(Dataset entries)
=-=-=-=-=
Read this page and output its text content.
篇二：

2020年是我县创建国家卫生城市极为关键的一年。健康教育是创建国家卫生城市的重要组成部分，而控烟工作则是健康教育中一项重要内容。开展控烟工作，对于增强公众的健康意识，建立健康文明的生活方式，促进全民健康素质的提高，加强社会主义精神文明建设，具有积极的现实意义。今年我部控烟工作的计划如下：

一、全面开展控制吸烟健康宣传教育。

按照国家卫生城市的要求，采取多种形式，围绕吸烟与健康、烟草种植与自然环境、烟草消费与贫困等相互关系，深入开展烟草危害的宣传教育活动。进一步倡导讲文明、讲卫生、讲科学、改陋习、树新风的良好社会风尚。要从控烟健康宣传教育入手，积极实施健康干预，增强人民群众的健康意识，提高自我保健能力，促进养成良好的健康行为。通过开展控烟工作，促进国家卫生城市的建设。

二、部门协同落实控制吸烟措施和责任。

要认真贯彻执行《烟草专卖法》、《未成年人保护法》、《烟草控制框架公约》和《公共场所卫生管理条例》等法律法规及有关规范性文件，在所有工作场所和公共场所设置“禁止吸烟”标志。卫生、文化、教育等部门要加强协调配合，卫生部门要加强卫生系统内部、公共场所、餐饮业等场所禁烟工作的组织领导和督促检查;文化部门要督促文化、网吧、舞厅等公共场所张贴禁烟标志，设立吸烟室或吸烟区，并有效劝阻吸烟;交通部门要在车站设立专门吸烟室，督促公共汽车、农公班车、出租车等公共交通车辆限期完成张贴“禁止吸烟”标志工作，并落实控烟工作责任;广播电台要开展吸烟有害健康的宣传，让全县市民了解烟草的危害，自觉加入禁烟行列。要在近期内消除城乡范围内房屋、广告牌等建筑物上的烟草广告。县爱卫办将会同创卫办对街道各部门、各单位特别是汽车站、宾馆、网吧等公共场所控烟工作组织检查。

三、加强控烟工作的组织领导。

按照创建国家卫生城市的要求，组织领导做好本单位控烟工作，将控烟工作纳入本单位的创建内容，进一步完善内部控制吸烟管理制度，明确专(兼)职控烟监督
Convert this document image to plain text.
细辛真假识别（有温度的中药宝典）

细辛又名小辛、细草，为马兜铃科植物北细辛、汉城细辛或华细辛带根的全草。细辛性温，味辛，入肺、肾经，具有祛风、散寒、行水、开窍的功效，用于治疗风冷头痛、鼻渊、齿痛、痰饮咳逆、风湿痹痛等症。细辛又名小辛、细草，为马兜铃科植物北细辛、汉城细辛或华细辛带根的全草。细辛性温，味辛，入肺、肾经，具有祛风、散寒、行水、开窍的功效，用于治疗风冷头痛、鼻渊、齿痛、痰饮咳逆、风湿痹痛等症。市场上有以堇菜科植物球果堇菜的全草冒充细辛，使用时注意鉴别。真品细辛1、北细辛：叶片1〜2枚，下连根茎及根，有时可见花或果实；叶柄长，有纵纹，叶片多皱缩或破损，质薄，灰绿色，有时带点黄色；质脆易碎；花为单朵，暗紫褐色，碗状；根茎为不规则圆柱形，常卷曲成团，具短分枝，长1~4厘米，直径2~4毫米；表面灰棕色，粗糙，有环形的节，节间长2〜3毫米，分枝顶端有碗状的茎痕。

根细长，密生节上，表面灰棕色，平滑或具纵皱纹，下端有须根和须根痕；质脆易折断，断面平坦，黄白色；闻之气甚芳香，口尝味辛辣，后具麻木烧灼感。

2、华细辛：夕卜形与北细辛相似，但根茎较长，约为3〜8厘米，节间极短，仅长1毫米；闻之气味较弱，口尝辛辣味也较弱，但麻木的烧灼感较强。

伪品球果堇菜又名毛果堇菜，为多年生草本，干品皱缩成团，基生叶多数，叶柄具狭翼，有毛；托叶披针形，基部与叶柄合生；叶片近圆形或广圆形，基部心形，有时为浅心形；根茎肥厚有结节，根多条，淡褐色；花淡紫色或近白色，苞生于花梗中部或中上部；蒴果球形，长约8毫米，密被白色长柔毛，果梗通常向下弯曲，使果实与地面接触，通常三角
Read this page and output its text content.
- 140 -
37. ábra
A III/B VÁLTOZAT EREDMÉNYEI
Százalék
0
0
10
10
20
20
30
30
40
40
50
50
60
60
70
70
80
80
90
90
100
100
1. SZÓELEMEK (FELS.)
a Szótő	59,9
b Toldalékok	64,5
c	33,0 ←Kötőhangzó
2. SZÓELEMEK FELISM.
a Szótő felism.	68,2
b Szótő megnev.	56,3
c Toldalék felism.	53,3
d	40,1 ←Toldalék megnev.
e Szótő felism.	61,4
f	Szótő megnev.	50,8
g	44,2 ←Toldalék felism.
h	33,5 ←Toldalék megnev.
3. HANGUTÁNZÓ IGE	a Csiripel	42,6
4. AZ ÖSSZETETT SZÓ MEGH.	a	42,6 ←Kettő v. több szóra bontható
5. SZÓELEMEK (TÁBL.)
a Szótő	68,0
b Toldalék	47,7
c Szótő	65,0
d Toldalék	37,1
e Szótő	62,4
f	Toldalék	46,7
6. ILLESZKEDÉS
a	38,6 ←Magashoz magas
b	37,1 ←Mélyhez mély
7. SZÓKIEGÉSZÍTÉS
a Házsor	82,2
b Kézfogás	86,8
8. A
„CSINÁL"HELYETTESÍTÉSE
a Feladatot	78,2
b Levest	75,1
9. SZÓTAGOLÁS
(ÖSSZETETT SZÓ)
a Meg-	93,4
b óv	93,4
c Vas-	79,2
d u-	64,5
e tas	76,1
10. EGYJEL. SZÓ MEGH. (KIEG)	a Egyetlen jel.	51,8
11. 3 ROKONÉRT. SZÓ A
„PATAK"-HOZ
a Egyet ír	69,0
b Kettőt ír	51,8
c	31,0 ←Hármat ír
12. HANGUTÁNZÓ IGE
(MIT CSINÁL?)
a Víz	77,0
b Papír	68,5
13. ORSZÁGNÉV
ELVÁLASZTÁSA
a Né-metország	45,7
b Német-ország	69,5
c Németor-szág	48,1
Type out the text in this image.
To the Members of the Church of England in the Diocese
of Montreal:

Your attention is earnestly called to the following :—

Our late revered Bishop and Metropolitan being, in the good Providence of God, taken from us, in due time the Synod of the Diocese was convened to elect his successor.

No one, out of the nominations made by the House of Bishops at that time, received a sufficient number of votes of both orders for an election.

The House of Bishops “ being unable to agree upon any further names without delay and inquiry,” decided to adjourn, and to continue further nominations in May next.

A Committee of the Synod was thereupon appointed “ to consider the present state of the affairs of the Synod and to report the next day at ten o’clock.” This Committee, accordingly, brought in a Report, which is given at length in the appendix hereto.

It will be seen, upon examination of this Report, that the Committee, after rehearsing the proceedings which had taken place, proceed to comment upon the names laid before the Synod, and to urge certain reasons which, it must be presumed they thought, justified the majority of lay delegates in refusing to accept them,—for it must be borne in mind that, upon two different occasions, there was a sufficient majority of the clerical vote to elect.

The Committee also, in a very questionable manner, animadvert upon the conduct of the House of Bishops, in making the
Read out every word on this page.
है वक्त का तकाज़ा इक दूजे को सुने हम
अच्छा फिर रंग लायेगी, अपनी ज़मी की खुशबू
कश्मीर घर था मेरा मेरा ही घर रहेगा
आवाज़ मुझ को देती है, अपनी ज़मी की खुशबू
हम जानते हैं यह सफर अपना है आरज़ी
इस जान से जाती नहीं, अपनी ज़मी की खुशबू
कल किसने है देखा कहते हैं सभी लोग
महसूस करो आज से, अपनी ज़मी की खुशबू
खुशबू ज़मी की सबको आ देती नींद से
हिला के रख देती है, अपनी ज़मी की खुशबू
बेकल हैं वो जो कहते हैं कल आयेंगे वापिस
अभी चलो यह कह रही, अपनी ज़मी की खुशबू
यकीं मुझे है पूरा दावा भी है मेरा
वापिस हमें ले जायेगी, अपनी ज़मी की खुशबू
=-=-=-=-=
* _Problem description_:
In the entries above, find the line containing "Read out every word on this page.". Set down that line and every line after it through the last one, exactly and alone.

* _Full response_:
Read out every word on this page.
है वक्त का तकाज़ा इक दूजे को सुने हम
अच्छा फिर रंग लायेगी, अपनी ज़मी की खुशबू
कश्मीर घर था मेरा मेरा ही घर रहेगा
आवाज़ मुझ को देती है, अपनी ज़मी की खुशबू
हम जानते हैं यह सफर अपना है आरज़ी
इस जान से जाती नहीं, अपनी ज़मी की खुशबू
कल किसने है देखा कहते हैं सभी लोग
महसूस करो आज से, अपनी ज़मी की खुशबू
खुशबू ज़मी की सबको आ देती नींद से
हिला के रख देती है, अपनी ज़मी की खुशबू
बेकल हैं वो जो कहते हैं कल आयेंगे वापिस
अभी चलो यह कह रही, अपनी ज़मी की खुशबू
यकीं मुझे है पूरा दावा भी है मेरा
वापिस हमें ले जायेगी, अपनी ज़मी की खुशबू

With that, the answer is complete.